Figure collection entries -
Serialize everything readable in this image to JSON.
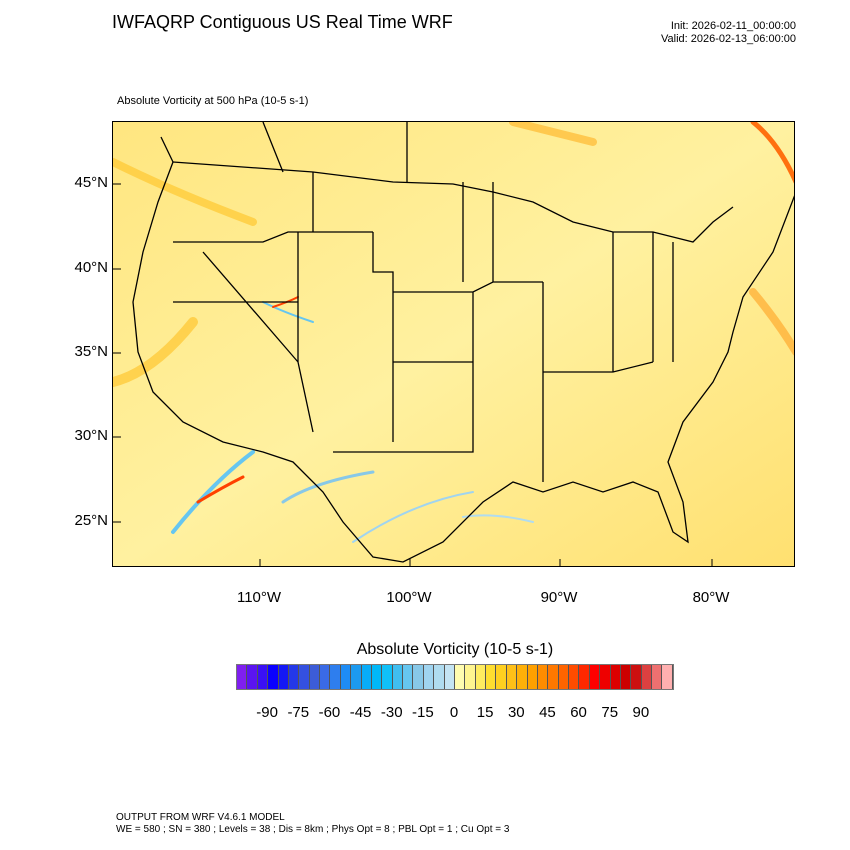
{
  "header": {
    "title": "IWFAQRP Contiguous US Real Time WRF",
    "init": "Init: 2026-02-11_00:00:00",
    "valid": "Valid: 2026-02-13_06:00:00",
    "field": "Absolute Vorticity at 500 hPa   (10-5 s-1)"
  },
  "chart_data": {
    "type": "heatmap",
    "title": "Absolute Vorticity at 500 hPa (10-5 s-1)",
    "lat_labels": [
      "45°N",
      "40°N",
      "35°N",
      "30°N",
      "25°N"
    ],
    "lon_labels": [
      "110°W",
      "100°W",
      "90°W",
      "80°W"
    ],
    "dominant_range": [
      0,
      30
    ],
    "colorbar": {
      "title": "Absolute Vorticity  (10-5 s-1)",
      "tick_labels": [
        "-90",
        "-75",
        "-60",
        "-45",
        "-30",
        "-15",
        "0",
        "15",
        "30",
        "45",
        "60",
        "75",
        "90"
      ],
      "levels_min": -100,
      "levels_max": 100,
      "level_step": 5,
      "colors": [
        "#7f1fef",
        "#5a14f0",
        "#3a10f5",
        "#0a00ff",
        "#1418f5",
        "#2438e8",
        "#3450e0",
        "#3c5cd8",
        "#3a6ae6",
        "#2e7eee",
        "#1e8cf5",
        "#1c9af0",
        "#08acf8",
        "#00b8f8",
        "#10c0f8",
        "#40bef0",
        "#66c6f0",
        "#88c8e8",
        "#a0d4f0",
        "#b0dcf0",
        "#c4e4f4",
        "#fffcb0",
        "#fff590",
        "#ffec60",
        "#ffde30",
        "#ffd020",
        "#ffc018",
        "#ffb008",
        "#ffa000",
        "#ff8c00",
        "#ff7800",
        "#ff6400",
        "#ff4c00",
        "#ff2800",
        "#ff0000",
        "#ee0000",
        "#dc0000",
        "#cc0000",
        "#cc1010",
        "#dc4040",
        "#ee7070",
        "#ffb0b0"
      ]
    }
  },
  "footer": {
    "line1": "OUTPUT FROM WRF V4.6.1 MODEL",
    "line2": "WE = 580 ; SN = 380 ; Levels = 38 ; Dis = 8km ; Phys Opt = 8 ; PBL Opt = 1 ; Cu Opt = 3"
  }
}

WRITTEN PROBLEM - For this exercise, gather every line of the data that contains the word "title".

TASK OUTPUT -
    "title": "IWFAQRP Contiguous US Real Time WRF",
    "title": "Absolute Vorticity at 500 hPa (10-5 s-1)",
      "title": "Absolute Vorticity  (10-5 s-1)",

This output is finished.